MATERIAL
────────────────────

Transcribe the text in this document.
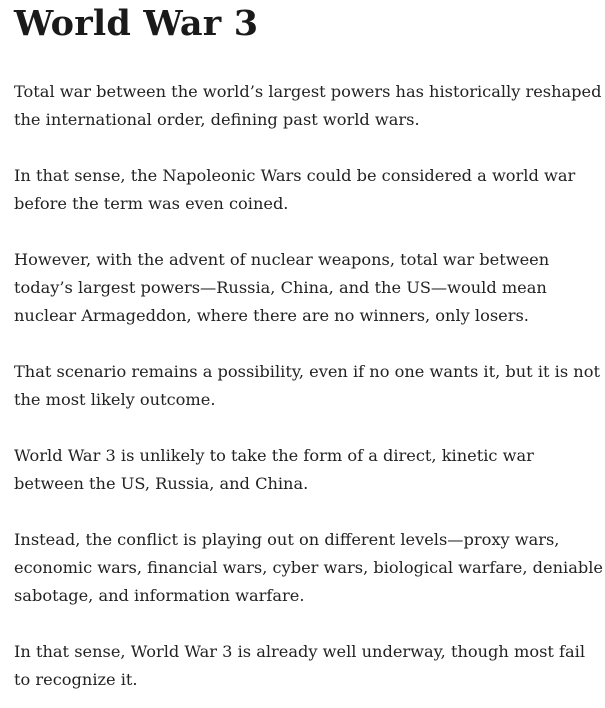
World War 3

Total war between the world’s largest powers has historically reshaped the international order, defining past world wars.

In that sense, the Napoleonic Wars could be considered a world war before the term was even coined.

However, with the advent of nuclear weapons, total war between today’s largest powers—Russia, China, and the US—would mean nuclear Armageddon, where there are no winners, only losers.

That scenario remains a possibility, even if no one wants it, but it is not the most likely outcome.

World War 3 is unlikely to take the form of a direct, kinetic war between the US, Russia, and China.

Instead, the conflict is playing out on different levels—proxy wars, economic wars, financial wars, cyber wars, biological warfare, deniable sabotage, and information warfare.

In that sense, World War 3 is already well underway, though most fail to recognize it.
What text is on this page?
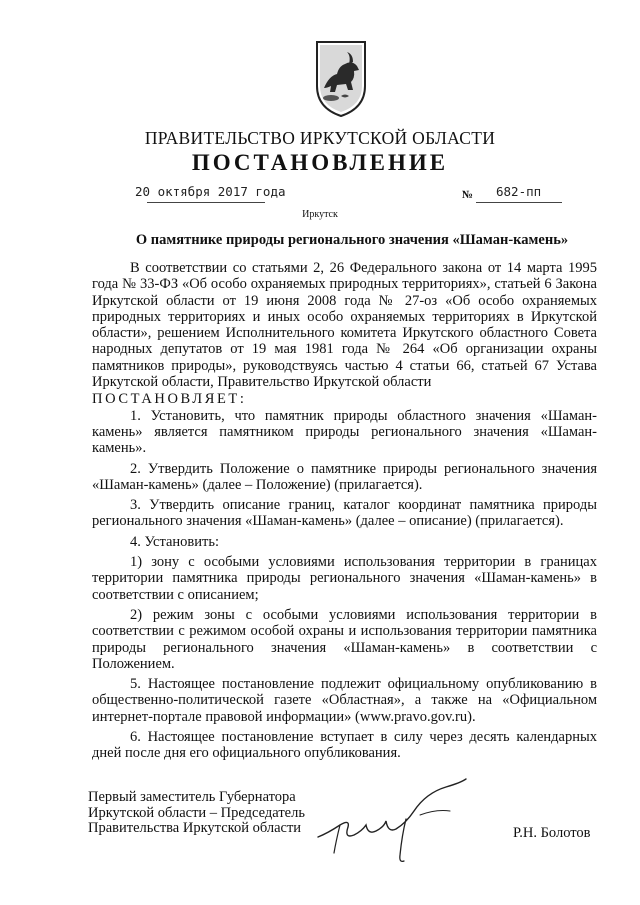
ПРАВИТЕЛЬСТВО ИРКУТСКОЙ ОБЛАСТИ
ПОСТАНОВЛЕНИЕ
20 октября 2017 года	№ 682-пп
Иркутск
О памятнике природы регионального значения «Шаман-камень»

В соответствии со статьями 2, 26 Федерального закона от 14 марта 1995 года № 33-ФЗ «Об особо охраняемых природных территориях», статьей 6 Закона Иркутской области от 19 июня 2008 года № 27-оз «Об особо охраняемых природных территориях и иных особо охраняемых территориях в Иркутской области», решением Исполнительного комитета Иркутского областного Совета народных депутатов от 19 мая 1981 года № 264 «Об организации охраны памятников природы», руководствуясь частью 4 статьи 66, статьей 67 Устава Иркутской области, Правительство Иркутской области

ПОСТАНОВЛЯЕТ:

1. Установить, что памятник природы областного значения «Шаман-камень» является памятником природы регионального значения «Шаман-камень».

2. Утвердить Положение о памятнике природы регионального значения «Шаман-камень» (далее – Положение) (прилагается).

3. Утвердить описание границ, каталог координат памятника природы регионального значения «Шаман-камень» (далее – описание) (прилагается).

4. Установить:

1) зону с особыми условиями использования территории в границах территории памятника природы регионального значения «Шаман-камень» в соответствии с описанием;

2) режим зоны с особыми условиями использования территории в соответствии с режимом особой охраны и использования территории памятника природы регионального значения «Шаман-камень» в соответствии с Положением.

5. Настоящее постановление подлежит официальному опубликованию в общественно-политической газете «Областная», а также на «Официальном интернет-портале правовой информации» (www.pravo.gov.ru).

6. Настоящее постановление вступает в силу через десять календарных дней после дня его официального опубликования.

Первый заместитель Губернатора
Иркутской области – Председатель
Правительства Иркутской области	Р.Н. Болотов
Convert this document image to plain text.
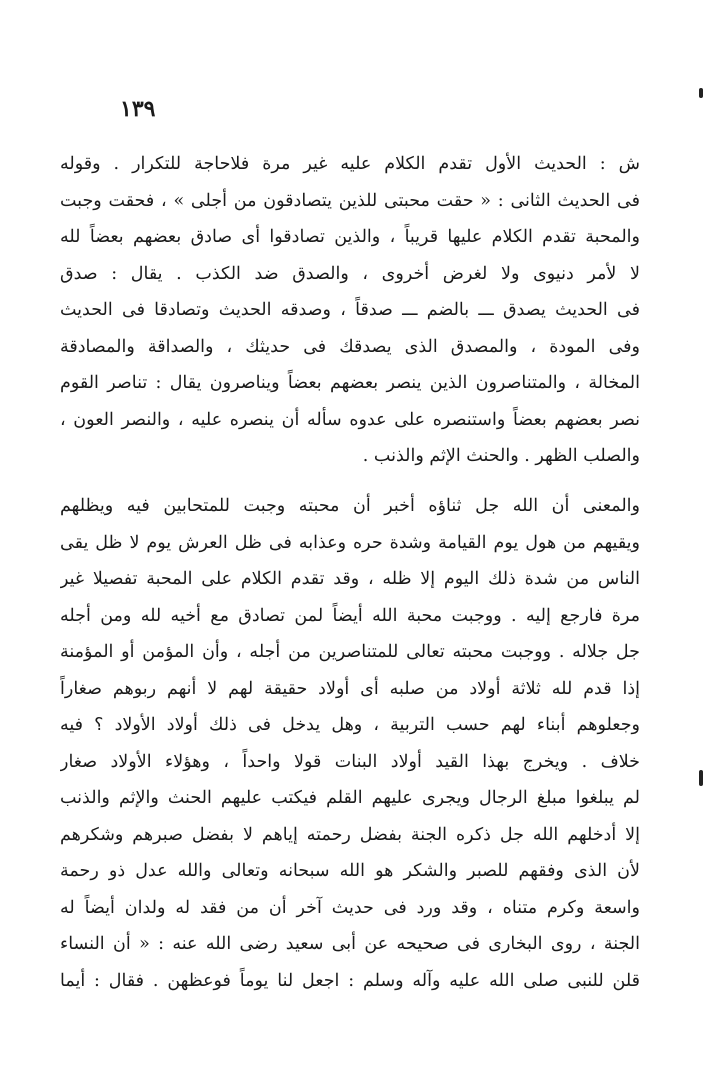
١٣٩
ش : الحديث الأول تقدم الكلام عليه غير مرة فلاحاجة للتكرار . وقوله
فى الحديث الثانى : « حقت محبتى للذين يتصادقون من أجلى » ، فحقت وجبت
والمحبة تقدم الكلام عليها قريباً ، والذين تصادقوا أى صادق بعضهم بعضاً لله
لا لأمر دنيوى ولا لغرض أخروى ، والصدق ضد الكذب . يقال : صدق
فى الحديث يصدق ـــ بالضم ـــ صدقاً ، وصدقه الحديث وتصادقا فى الحديث
وفى المودة ، والمصدق الذى يصدقك فى حديثك ، والصداقة والمصادقة
المخالة ، والمتناصرون الذين ينصر بعضهم بعضاً ويناصرون يقال : تناصر القوم
نصر بعضهم بعضاً واستنصره على عدوه سأله أن ينصره عليه ، والنصر العون ،
والصلب الظهر . والحنث الإثم والذنب .
والمعنى أن الله جل ثناؤه أخبر أن محبته وجبت للمتحابين فيه ويظلهم
ويقيهم من هول يوم القيامة وشدة حره وعذابه فى ظل العرش يوم لا ظل يقى
الناس من شدة ذلك اليوم إلا ظله ، وقد تقدم الكلام على المحبة تفصيلا غير
مرة فارجع إليه . ووجبت محبة الله أيضاً لمن تصادق مع أخيه لله ومن أجله
جل جلاله . ووجبت محبته تعالى للمتناصرين من أجله ، وأن المؤمن أو المؤمنة
إذا قدم لله ثلاثة أولاد من صلبه أى أولاد حقيقة لهم لا أنهم ربوهم صغاراً
وجعلوهم أبناء لهم حسب التربية ، وهل يدخل فى ذلك أولاد الأولاد ؟ فيه
خلاف . ويخرج بهذا القيد أولاد البنات قولا واحداً ، وهؤلاء الأولاد صغار
لم يبلغوا مبلغ الرجال ويجرى عليهم القلم فيكتب عليهم الحنث والإثم والذنب
إلا أدخلهم الله جل ذكره الجنة بفضل رحمته إياهم لا بفضل صبرهم وشكرهم
لأن الذى وفقهم للصبر والشكر هو الله سبحانه وتعالى والله عدل ذو رحمة
واسعة وكرم متناه ، وقد ورد فى حديث آخر أن من فقد له ولدان أيضاً له
الجنة ، روى البخارى فى صحيحه عن أبى سعيد رضى الله عنه : « أن النساء
قلن للنبى صلى الله عليه وآله وسلم : اجعل لنا يوماً فوعظهن . فقال : أيما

────────────────────

Strip out the images, then output the records above word for word.

Transcribe the text in this document.
World War 3

Total war between the world’s largest powers has historically reshaped the international order, defining past world wars.

In that sense, the Napoleonic Wars could be considered a world war before the term was even coined.

However, with the advent of nuclear weapons, total war between today’s largest powers—Russia, China, and the US—would mean nuclear Armageddon, where there are no winners, only losers.

That scenario remains a possibility, even if no one wants it, but it is not the most likely outcome.

World War 3 is unlikely to take the form of a direct, kinetic war between the US, Russia, and China.

Instead, the conflict is playing out on different levels—proxy wars, economic wars, financial wars, cyber wars, biological warfare, deniable sabotage, and information warfare.

In that sense, World War 3 is already well underway, though most fail to recognize it.
What text is on this page?
ПРАВИТЕЛЬСТВО ИРКУТСКОЙ ОБЛАСТИ
ПОСТАНОВЛЕНИЕ
20 октября 2017 года	№ 682-пп
Иркутск
О памятнике природы регионального значения «Шаман-камень»

В соответствии со статьями 2, 26 Федерального закона от 14 марта 1995 года № 33-ФЗ «Об особо охраняемых природных территориях», статьей 6 Закона Иркутской области от 19 июня 2008 года № 27-оз «Об особо охраняемых природных территориях и иных особо охраняемых территориях в Иркутской области», решением Исполнительного комитета Иркутского областного Совета народных депутатов от 19 мая 1981 года № 264 «Об организации охраны памятников природы», руководствуясь частью 4 статьи 66, статьей 67 Устава Иркутской области, Правительство Иркутской области

ПОСТАНОВЛЯЕТ:

1. Установить, что памятник природы областного значения «Шаман-камень» является памятником природы регионального значения «Шаман-камень».

2. Утвердить Положение о памятнике природы регионального значения «Шаман-камень» (далее – Положение) (прилагается).

3. Утвердить описание границ, каталог координат памятника природы регионального значения «Шаман-камень» (далее – описание) (прилагается).

4. Установить:

1) зону с особыми условиями использования территории в границах территории памятника природы регионального значения «Шаман-камень» в соответствии с описанием;

2) режим зоны с особыми условиями использования территории в соответствии с режимом особой охраны и использования территории памятника природы регионального значения «Шаман-камень» в соответствии с Положением.

5. Настоящее постановление подлежит официальному опубликованию в общественно-политической газете «Областная», а также на «Официальном интернет-портале правовой информации» (www.pravo.gov.ru).

6. Настоящее постановление вступает в силу через десять календарных дней после дня его официального опубликования.

Первый заместитель Губернатора
Иркутской области – Председатель
Правительства Иркутской области	Р.Н. Болотов
Convert this document image to plain text.
١٣٩
ش : الحديث الأول تقدم الكلام عليه غير مرة فلاحاجة للتكرار . وقوله
فى الحديث الثانى : « حقت محبتى للذين يتصادقون من أجلى » ، فحقت وجبت
والمحبة تقدم الكلام عليها قريباً ، والذين تصادقوا أى صادق بعضهم بعضاً لله
لا لأمر دنيوى ولا لغرض أخروى ، والصدق ضد الكذب . يقال : صدق
فى الحديث يصدق ـــ بالضم ـــ صدقاً ، وصدقه الحديث وتصادقا فى الحديث
وفى المودة ، والمصدق الذى يصدقك فى حديثك ، والصداقة والمصادقة
المخالة ، والمتناصرون الذين ينصر بعضهم بعضاً ويناصرون يقال : تناصر القوم
نصر بعضهم بعضاً واستنصره على عدوه سأله أن ينصره عليه ، والنصر العون ،
والصلب الظهر . والحنث الإثم والذنب .
والمعنى أن الله جل ثناؤه أخبر أن محبته وجبت للمتحابين فيه ويظلهم
ويقيهم من هول يوم القيامة وشدة حره وعذابه فى ظل العرش يوم لا ظل يقى
الناس من شدة ذلك اليوم إلا ظله ، وقد تقدم الكلام على المحبة تفصيلا غير
مرة فارجع إليه . ووجبت محبة الله أيضاً لمن تصادق مع أخيه لله ومن أجله
جل جلاله . ووجبت محبته تعالى للمتناصرين من أجله ، وأن المؤمن أو المؤمنة
إذا قدم لله ثلاثة أولاد من صلبه أى أولاد حقيقة لهم لا أنهم ربوهم صغاراً
وجعلوهم أبناء لهم حسب التربية ، وهل يدخل فى ذلك أولاد الأولاد ؟ فيه
خلاف . ويخرج بهذا القيد أولاد البنات قولا واحداً ، وهؤلاء الأولاد صغار
لم يبلغوا مبلغ الرجال ويجرى عليهم القلم فيكتب عليهم الحنث والإثم والذنب
إلا أدخلهم الله جل ذكره الجنة بفضل رحمته إياهم لا بفضل صبرهم وشكرهم
لأن الذى وفقهم للصبر والشكر هو الله سبحانه وتعالى والله عدل ذو رحمة
واسعة وكرم متناه ، وقد ورد فى حديث آخر أن من فقد له ولدان أيضاً له
الجنة ، روى البخارى فى صحيحه عن أبى سعيد رضى الله عنه : « أن النساء
قلن للنبى صلى الله عليه وآله وسلم : اجعل لنا يوماً فوعظهن . فقال : أيما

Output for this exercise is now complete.